§ YOUR GOAL: Answer with one number: how many lines hold the string "values".

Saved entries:
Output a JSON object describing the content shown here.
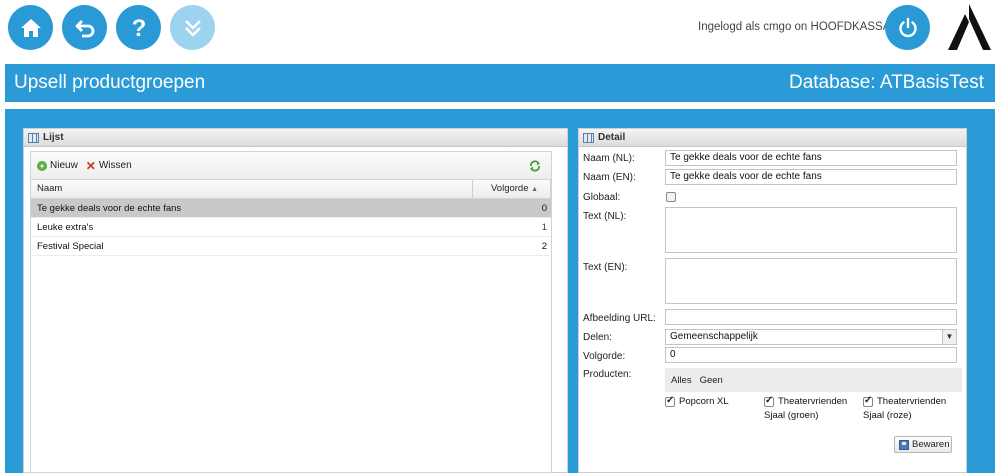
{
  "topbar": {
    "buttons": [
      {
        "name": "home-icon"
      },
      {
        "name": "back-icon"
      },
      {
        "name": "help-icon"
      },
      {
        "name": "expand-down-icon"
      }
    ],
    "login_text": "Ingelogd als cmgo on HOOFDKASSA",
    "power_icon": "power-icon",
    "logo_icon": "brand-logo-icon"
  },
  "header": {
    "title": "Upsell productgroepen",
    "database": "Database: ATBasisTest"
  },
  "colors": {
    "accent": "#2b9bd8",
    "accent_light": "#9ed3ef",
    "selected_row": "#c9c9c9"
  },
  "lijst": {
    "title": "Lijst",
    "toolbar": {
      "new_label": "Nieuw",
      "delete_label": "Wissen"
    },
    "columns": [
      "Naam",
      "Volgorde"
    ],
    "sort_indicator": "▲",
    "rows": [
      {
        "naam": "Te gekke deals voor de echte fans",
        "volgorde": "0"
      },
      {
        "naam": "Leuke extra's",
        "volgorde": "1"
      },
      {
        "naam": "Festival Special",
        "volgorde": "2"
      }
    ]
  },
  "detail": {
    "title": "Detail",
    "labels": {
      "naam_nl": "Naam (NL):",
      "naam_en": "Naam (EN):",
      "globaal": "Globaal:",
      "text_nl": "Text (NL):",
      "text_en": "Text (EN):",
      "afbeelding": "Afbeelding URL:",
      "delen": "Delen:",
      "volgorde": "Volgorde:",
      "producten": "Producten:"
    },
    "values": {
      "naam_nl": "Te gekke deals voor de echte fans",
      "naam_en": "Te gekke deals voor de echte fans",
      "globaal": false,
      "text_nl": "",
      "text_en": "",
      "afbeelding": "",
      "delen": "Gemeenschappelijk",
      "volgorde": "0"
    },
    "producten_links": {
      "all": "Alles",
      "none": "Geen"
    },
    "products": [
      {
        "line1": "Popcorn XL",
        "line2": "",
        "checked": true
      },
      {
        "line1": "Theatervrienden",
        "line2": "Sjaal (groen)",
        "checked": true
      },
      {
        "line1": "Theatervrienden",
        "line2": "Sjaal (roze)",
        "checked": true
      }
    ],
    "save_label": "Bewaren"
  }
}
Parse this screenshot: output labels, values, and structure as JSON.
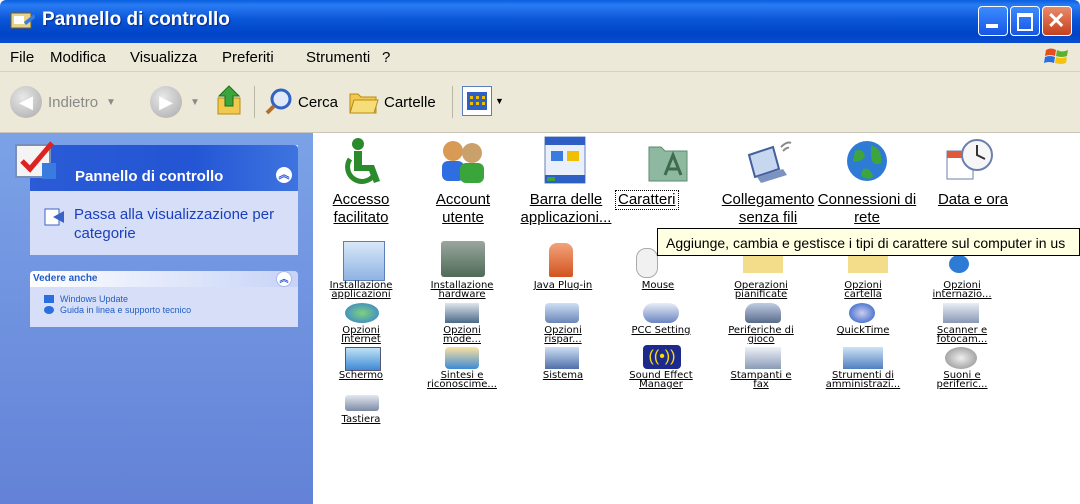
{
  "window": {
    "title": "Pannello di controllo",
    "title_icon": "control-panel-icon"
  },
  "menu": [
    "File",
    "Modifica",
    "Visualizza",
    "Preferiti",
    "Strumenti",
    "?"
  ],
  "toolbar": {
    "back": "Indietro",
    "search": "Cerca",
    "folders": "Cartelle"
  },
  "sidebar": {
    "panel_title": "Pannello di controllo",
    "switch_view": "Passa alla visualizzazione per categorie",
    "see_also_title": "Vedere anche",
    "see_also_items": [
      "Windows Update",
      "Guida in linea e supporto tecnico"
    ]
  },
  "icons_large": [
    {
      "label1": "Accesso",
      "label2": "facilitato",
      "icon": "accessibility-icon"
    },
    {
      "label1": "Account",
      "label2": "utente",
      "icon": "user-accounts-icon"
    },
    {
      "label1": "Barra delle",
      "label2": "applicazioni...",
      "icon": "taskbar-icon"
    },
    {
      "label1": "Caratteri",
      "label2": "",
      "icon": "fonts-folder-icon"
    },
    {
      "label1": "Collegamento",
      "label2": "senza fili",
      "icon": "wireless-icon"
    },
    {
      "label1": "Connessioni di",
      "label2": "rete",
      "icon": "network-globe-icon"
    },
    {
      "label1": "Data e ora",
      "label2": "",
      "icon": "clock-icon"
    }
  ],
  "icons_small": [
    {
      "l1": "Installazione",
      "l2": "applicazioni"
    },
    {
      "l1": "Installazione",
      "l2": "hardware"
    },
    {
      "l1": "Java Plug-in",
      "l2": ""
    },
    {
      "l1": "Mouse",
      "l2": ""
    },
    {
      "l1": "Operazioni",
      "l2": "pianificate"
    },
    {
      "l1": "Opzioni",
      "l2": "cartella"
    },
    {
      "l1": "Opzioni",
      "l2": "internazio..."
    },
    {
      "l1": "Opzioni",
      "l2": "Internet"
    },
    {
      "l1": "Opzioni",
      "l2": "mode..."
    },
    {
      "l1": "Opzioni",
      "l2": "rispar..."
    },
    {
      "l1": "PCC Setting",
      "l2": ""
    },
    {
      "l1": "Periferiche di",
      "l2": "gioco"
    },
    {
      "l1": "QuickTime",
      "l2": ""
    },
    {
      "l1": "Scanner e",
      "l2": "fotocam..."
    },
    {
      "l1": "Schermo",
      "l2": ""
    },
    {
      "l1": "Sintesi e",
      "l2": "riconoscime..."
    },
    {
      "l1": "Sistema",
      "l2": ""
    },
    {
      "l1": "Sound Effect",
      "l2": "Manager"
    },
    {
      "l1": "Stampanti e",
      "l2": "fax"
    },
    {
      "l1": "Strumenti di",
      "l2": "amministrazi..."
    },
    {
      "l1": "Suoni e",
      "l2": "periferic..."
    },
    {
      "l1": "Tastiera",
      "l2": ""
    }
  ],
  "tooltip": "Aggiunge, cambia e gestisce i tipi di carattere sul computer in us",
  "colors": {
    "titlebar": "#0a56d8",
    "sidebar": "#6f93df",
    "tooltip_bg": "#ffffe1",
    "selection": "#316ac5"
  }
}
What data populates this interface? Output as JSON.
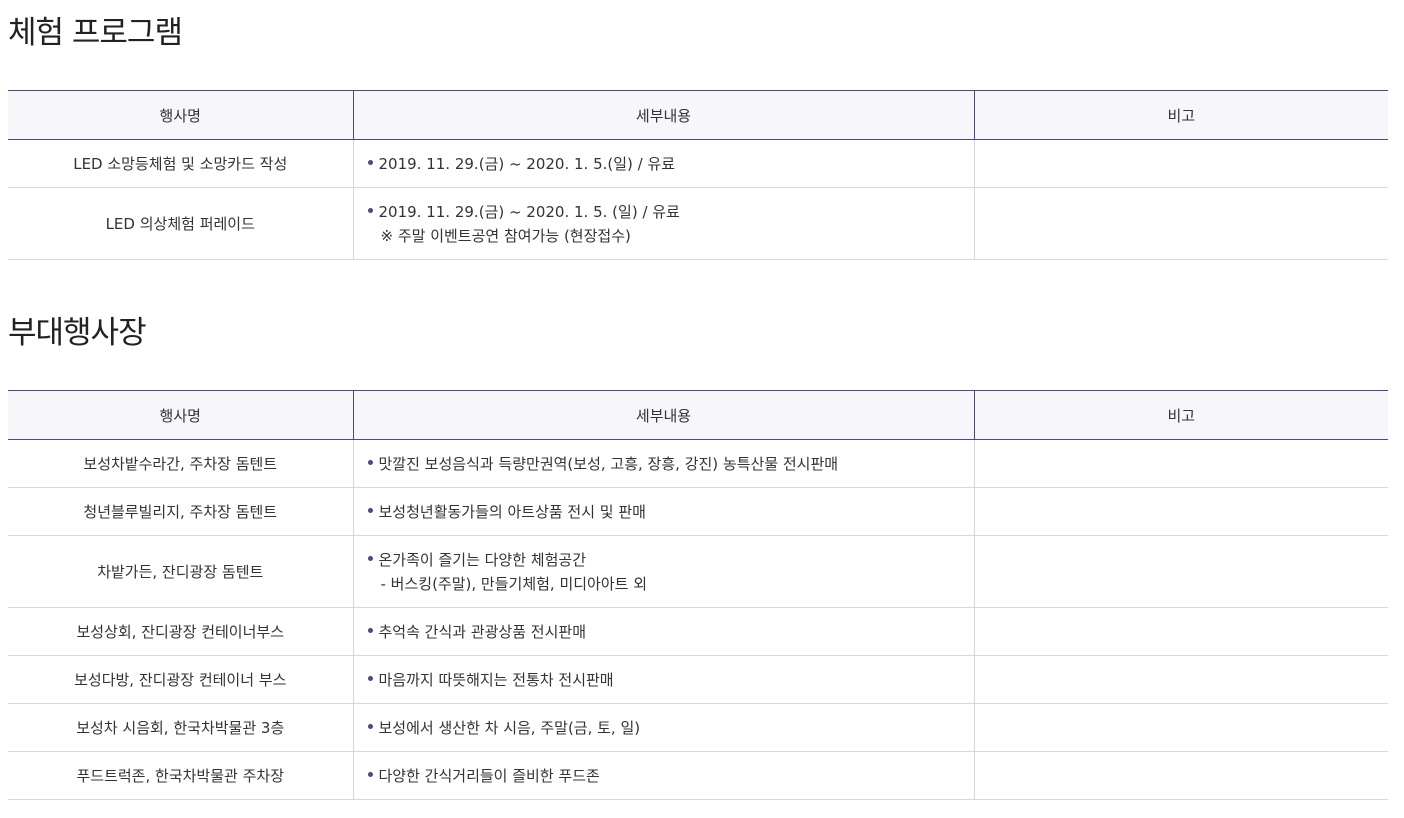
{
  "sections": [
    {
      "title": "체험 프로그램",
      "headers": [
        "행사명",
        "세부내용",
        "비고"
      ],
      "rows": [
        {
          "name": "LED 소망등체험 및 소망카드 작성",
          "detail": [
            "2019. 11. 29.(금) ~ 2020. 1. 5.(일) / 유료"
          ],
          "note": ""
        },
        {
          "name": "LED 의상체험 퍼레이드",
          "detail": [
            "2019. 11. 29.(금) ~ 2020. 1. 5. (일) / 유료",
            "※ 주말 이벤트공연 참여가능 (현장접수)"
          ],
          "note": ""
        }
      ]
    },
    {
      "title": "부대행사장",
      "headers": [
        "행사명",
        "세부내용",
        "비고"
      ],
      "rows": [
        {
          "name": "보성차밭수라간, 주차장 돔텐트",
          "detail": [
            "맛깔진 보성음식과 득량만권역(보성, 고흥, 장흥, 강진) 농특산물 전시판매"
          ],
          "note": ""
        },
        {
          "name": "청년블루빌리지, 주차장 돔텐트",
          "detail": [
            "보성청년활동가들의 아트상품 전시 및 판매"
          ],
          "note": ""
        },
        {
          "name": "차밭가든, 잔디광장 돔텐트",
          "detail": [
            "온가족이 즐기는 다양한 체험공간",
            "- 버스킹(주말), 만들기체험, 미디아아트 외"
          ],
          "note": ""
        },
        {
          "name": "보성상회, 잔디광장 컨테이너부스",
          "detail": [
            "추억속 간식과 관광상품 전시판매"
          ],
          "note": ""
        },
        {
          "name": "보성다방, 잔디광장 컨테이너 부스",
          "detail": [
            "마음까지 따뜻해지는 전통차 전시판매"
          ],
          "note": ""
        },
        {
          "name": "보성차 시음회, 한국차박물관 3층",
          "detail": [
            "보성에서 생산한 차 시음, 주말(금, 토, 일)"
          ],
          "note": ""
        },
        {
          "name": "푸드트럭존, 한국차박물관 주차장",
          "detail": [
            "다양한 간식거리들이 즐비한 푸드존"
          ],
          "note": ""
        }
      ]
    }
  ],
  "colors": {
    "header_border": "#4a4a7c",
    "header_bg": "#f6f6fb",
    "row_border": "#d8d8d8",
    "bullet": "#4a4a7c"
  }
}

§ WRITTEN RESPONSE: 2